WRITTEN PROBLEM – Find the lines that hold the word "text" and return them.

Data records
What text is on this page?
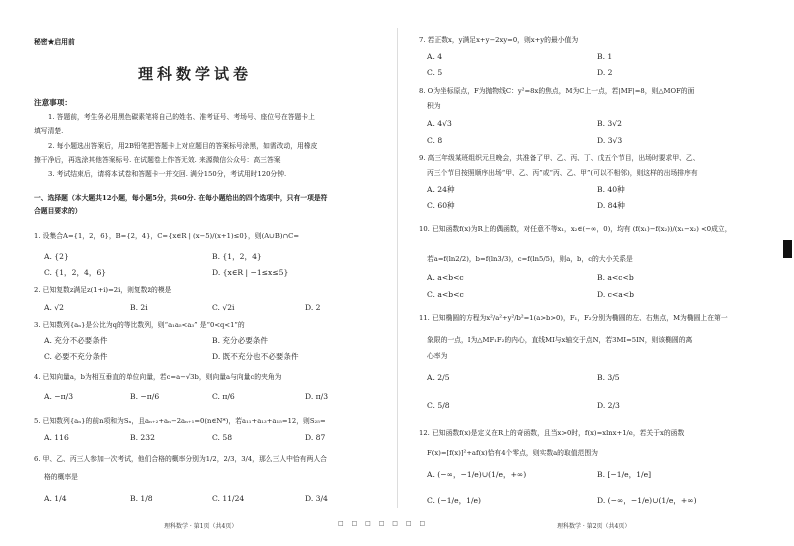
秘密★启用前
理科数学试卷
注意事项：
1. 答题前，考生务必用黑色碳素笔将自己的姓名、准考证号、考场号、座位号在答题卡上
填写清楚.
2. 每小题选出答案后，用2B铅笔把答题卡上对应题目的答案标号涂黑，如需改动，用橡皮
擦干净后，再选涂其他答案标号. 在试题卷上作答无效. 来源微信公众号：高三答案
3. 考试结束后，请将本试卷和答题卡一并交回. 满分150分，考试用时120分钟.
一、选择题（本大题共12小题，每小题5分，共60分. 在每小题给出的四个选项中，只有一项是符
合题目要求的）
1. 设集合A={1，2，6}，B={2，4}，C={x∈R | (x−5)/(x+1)≤0}，则(A∪B)∩C=
A. {2}	B. {1，2，4}
C. {1，2，4，6}	D. {x∈R | −1≤x≤5}
2. 已知复数z满足z(1+i)=2i，则复数z̄的模是
A. √2	B. 2i	C. √2i	D. 2
3. 已知数列{aₙ}是公比为q的等比数列，则“a₁a₅<a₃” 是“0<q<1”的
A. 充分不必要条件	B. 充分必要条件
C. 必要不充分条件	D. 既不充分也不必要条件
4. 已知向量a，b为相互垂直的单位向量，若c=a−√3b，则向量a与向量c的夹角为
A. −π/3	B. −π/6	C. π/6	D. π/3
5. 已知数列{aₙ}的前n项和为Sₙ，且aₙ₊₂+aₙ−2aₙ₊₁=0(n∈N*)，若a₁₁+a₁₃+a₁₅=12，则S₂₅=
A. 116	B. 232	C. 58	D. 87
6. 甲、乙、丙三人参加一次考试，他们合格的概率分别为1/2，2/3，3/4，那么三人中恰有两人合
格的概率是
A. 1/4	B. 1/8	C. 11/24	D. 3/4
理科数学 · 第1页（共4页）	□ □ □ □ □ □ □
7. 若正数x，y满足x+y−2xy=0，则x+y的最小值为
A. 4	B. 1
C. 5	D. 2
8. O为坐标原点，F为抛物线C：y²=8x的焦点，M为C上一点，若|MF|=8，则△MOF的面
积为
A. 4√3	B. 3√2
C. 8	D. 3√3
9. 高三年级某班组织元旦晚会，共准备了甲、乙、丙、丁、戊五个节目，出场时要求甲、乙、
丙三个节目按照顺序出场“甲、乙、丙”或“丙、乙、甲”(可以不相邻)，则这样的出场排序有
A. 24种	B. 40种
C. 60种	D. 84种
10. 已知函数f(x)为R上的偶函数，对任意不等x₁，x₂∈(−∞，0)，均有 (f(x₁)−f(x₂))/(x₁−x₂) <0成立，
若a=f(ln2/2)，b=f(ln3/3)，c=f(ln5/5)，则a，b，c的大小关系是
A. a<b<c	B. a<c<b
C. a<b<c	D. c<a<b
11. 已知椭圆的方程为x²/a²+y²/b²=1(a>b>0)，F₁，F₂分别为椭圆的左、右焦点，M为椭圆上在第一
象限的一点，I为△MF₁F₂的内心，直线MI与x轴交于点N，若3MI=5IN，则该椭圆的离
心率为
A. 2/5	B. 3/5
C. 5/8	D. 2/3
12. 已知函数f(x)是定义在R上的奇函数，且当x>0时，f(x)=xlnx+1/e，若关于x的函数
F(x)=[f(x)]²+af(x)恰有4个零点，则实数a的取值范围为
A. (−∞，−1/e)∪(1/e，+∞)	B. [−1/e，1/e]
C. (−1/e，1/e)	D. (−∞，−1/e)∪(1/e，+∞)
理科数学 · 第2页（共4页）
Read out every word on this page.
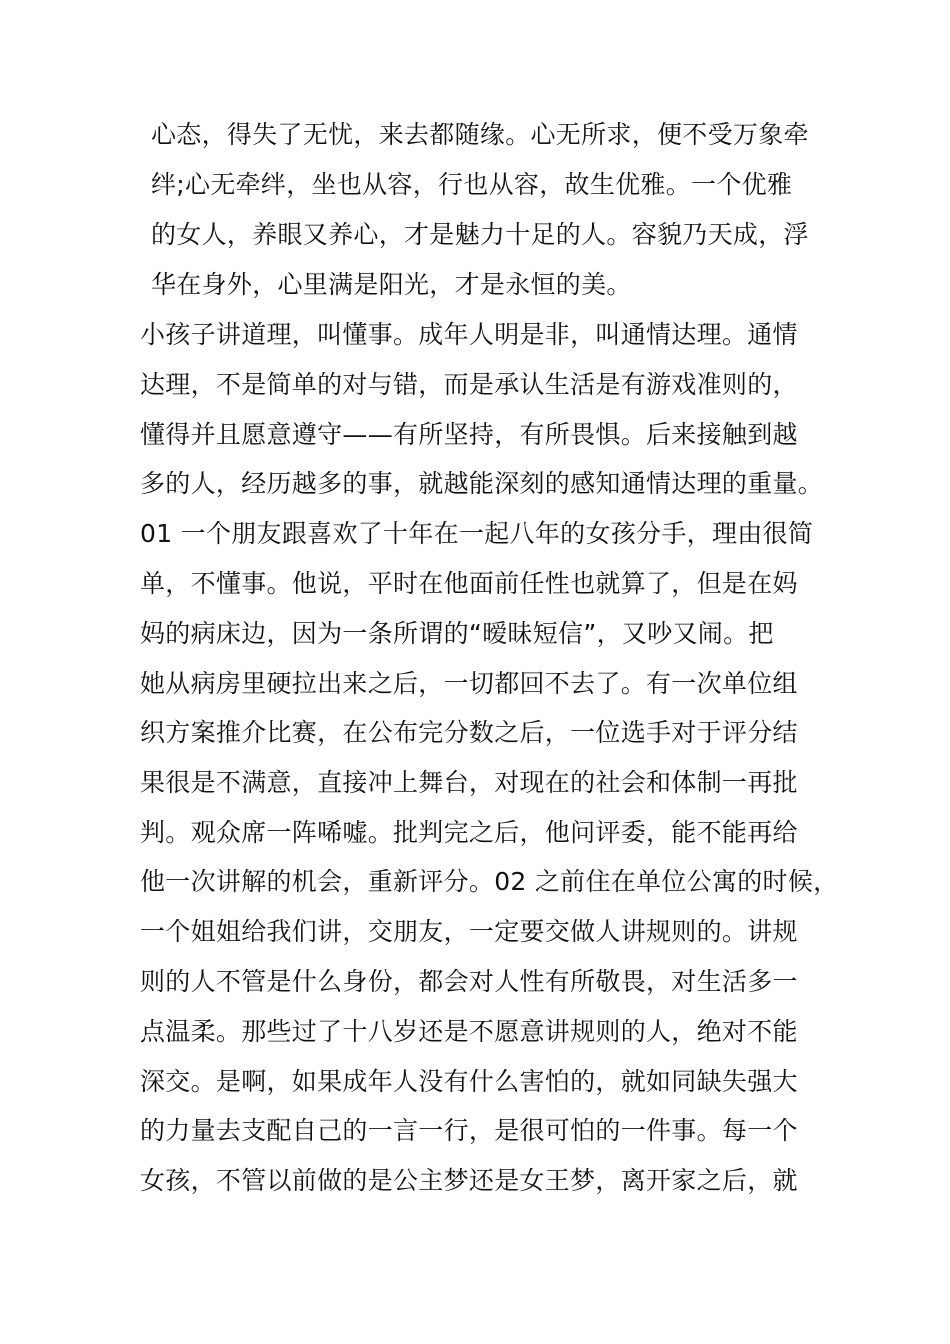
心态，得失了无忧，来去都随缘。心无所求，便不受万象牵
绊;心无牵绊，坐也从容，行也从容，故生优雅。一个优雅
的女人，养眼又养心，才是魅力十足的人。容貌乃天成，浮
华在身外，心里满是阳光，才是永恒的美。
小孩子讲道理，叫懂事。成年人明是非，叫通情达理。通情
达理，不是简单的对与错，而是承认生活是有游戏准则的，
懂得并且愿意遵守——有所坚持，有所畏惧。后来接触到越
多的人，经历越多的事，就越能深刻的感知通情达理的重量。
01 一个朋友跟喜欢了十年在一起八年的女孩分手，理由很简
单，不懂事。他说，平时在他面前任性也就算了，但是在妈
妈的病床边，因为一条所谓的“暧昧短信”，又吵又闹。把
她从病房里硬拉出来之后，一切都回不去了。有一次单位组
织方案推介比赛，在公布完分数之后，一位选手对于评分结
果很是不满意，直接冲上舞台，对现在的社会和体制一再批
判。观众席一阵唏嘘。批判完之后，他问评委，能不能再给
他一次讲解的机会，重新评分。02 之前住在单位公寓的时候，
一个姐姐给我们讲，交朋友，一定要交做人讲规则的。讲规
则的人不管是什么身份，都会对人性有所敬畏，对生活多一
点温柔。那些过了十八岁还是不愿意讲规则的人，绝对不能
深交。是啊，如果成年人没有什么害怕的，就如同缺失强大
的力量去支配自己的一言一行，是很可怕的一件事。每一个
女孩，不管以前做的是公主梦还是女王梦，离开家之后，就
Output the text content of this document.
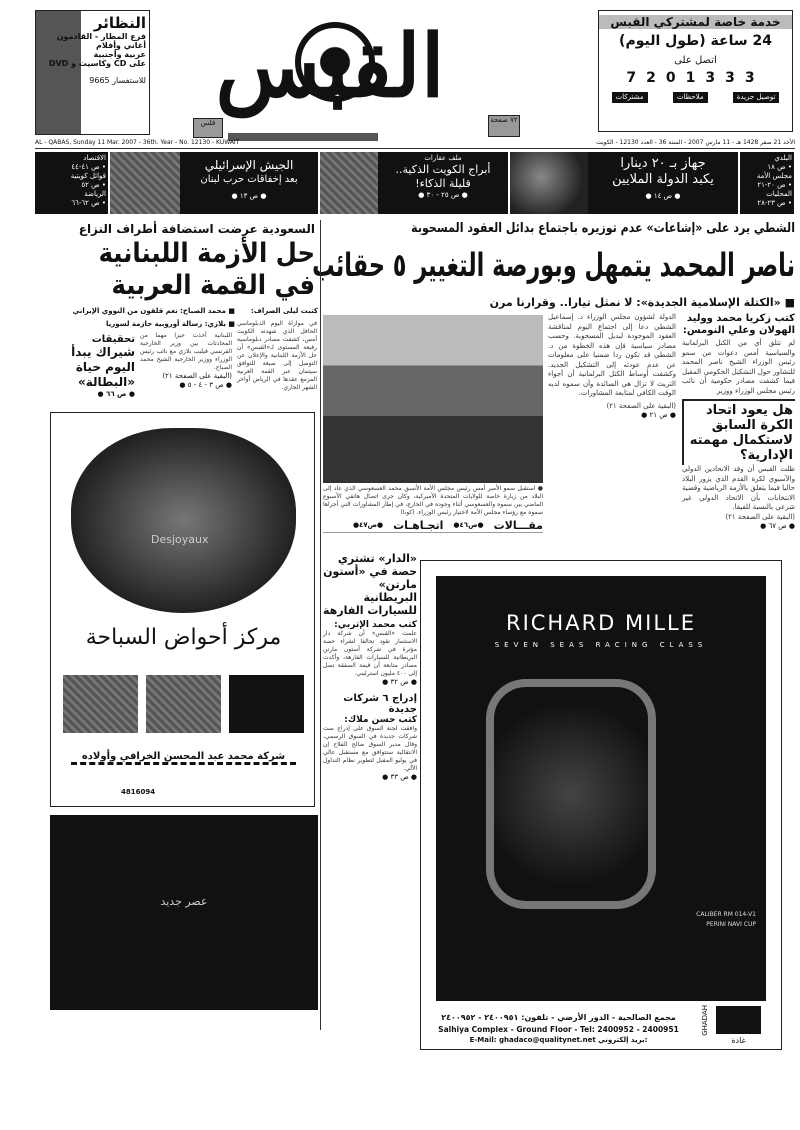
خدمة خاصة لمشتركي القبس
24 ساعة (طول اليوم)
اتصل على
7201333
توصيل جريدة
ملاحظات
مشتركات
القبس
٧٢ صفحة
فلس
النظائر
فرع المطار - القادمون
أغاني وأفلام
عربية وأجنبية
على CD وكاسيت و DVD
للاستفسار 9665
AL - QABAS, Sunday 11 Mar. 2007 - 36th. Year - No. 12130 - KUWAIT	الأحد 21 صفر 1428 هـ - 11 مارس 2007 - السنة 36 - العدد 12130 - الكويت
البلدي
• ص ١٨
مجلس الأمة
• ص ٢٠-٢١
المحليات
• ص ٢٣-٢٨
جهاز بـ ٢٠ دينارا
يكبد الدولة الملايين
● ص ١٤ ●
ملف عقارات
أبراج الكويت الذكية..
قليلة الذكاء!
● ص ٢٥ - ٣٠ ●
الجيش الإسرائيلي
بعد إخفاقات حرب لبنان
● ص ١٣ ●
الاقتصاد
• ص ٤١-٤٤
قوائل كويتية
• ص ٥٢
الرياضة
• ص ٦٢-٦٦
الشطي يرد على «إشاعات» عدم توزيره باجتماع بدائل العقود المسحوبة
ناصر المحمد يتمهل وبورصة التغيير ٥ حقائب
■ «الكتلة الإسلامية الجديدة»: لا نمثل تيارا.. وقرارنا مرن
كتب زكريا محمد ووليد الهولان وعلي النومس:
لم تتلق أي من الكتل البرلمانية والسياسية أمس دعوات من سمو رئيس الوزراء الشيخ ناصر المحمد للتشاور حول التشكيل الحكومي المقبل فيما كشفت مصادر حكومية أن نائب رئيس مجلس الوزراء ووزير
هل يعود اتحاد الكرة السابق لاستكمال مهمته الإدارية؟
ظلت القبس أن وفد الاتحادين الدولي والآسيوي لكرة القدم الذي يزور البلاد حاليا فيما يتعلق بالأزمة الرياضية وقضية الانتخابات بأن الاتحاد الدولي غير شرعي بالنسبة للفيفا.
(البقية على الصفحة ٢١)
● ص ٦٧ ●
الدولة لشؤون مجلس الوزراء د. إسماعيل الشطي دعا إلى اجتماع اليوم لمناقشة العقود الموجودة لبديل المسحوبة. وحسب مصادر سياسية فإن هذه الخطوة من د. الشطي قد تكون ردا ضمنيا على معلومات عن عدم عودته إلى التشكيل الجديد. وكشفت أوساط الكتل البرلمانية أن أجواء التريث لا تزال هي السائدة وأن سموه لديه الوقت الكافي لمتابعة المشاورات.
(البقية على الصفحة ٢١)
● ص ٢١ ●
● استقبل سمو الأمير أمس رئيس مجلس الأمة الأسبق محمد العسعوسي الذي عاد إلى البلاد من زيارة خاصة للولايات المتحدة الأميركية، وكان جرى اتصال هاتفي الأسبوع الماضي بين سموه والعسعوسي أثناء وجوده في الخارج، في إطار المشاورات التي أجراها سموه مع رؤساء مجلس الأمة لاختيار رئيس الوزراء. (كونا)
مقـــالات
●ص٤٦●
اتجـاهـات
●ص٤٧●
السعودية عرضت استضافة أطراف النزاع
حل الأزمة اللبنانية
في القمة العربية
كتبت ليلى الصراف:
■ محمد الصباح: نعم قلقون من النووي الإيراني
■ بلازي: رسالة أوروبية حازمة لسوريا في موازاة اليوم الدبلوماسي الحافل الذي شهدته الكويت أمس، كشفت مصادر دبلوماسية رفيعة المستوى لـ«القبس» أن حل الأزمة اللبنانية والإعلان عن التوصل إلى صيغة للتوافق سيتمان عبر القمة العربية المزمع عقدها في الرياض أواخر الشهر الجاري.
اللبنانية أخذت حيزا مهما من المحادثات بين وزير الخارجية الفرنسي فيليب بلازي مع نائب رئيس الوزراء ووزير الخارجية الشيخ محمد الصباح.
(البقية على الصفحة ٢١)
● ص ٣ - ٤ - ٥ ●
تحقيقات
شيراك يبدأ اليوم حياة «البطالة»
● ص ٦٦ ●
Desjoyaux
مركز أحواض السباحة
شركة محمد عبد المحسن الخرافي وأولاده
4816094
عصر جديد
«الدار» تشتري حصة في «أستون مارتن» البريطانية للسيارات الفارهة
كتب محمد الإتربي:
علمت «القبس» أن شركة دار الاستثمار تقود تحالفا لشراء حصة مؤثرة في شركة أستون مارتن البريطانية للسيارات الفارهة، وأكدت مصادر متابعة أن قيمة الصفقة تصل إلى ٤٠٠ مليون استرليني.
● ص ٣٢ ●
إدراج ٦ شركات جديدة
كتب حسن ملاك:
وافقت لجنة السوق على إدراج ست شركات جديدة في السوق الرسمي، وقال مدير السوق صالح الفلاح إن الانتقالية ستتوافق مع مستقبل عالي في يوليو المقبل لتطوير نظام التداول الآلي.
● ص ٣٣ ●
RICHARD MILLE
SEVEN SEAS RACING CLASS
CALIBER RM 014-V1
PERINI NAVI CUP
مجمع الصالحية - الدور الأرضي - تلفون: ٢٤٠٠٩٥١ - ٢٤٠٠٩٥٢
Salhiya Complex - Ground Floor - Tel: 2400952 - 2400951
E-Mail: ghadaco@qualitynet.net بريد إلكتروني:
GHADAH
غادة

CORRECT OUTPUT –
What text is on this page?
Output the text content of this document.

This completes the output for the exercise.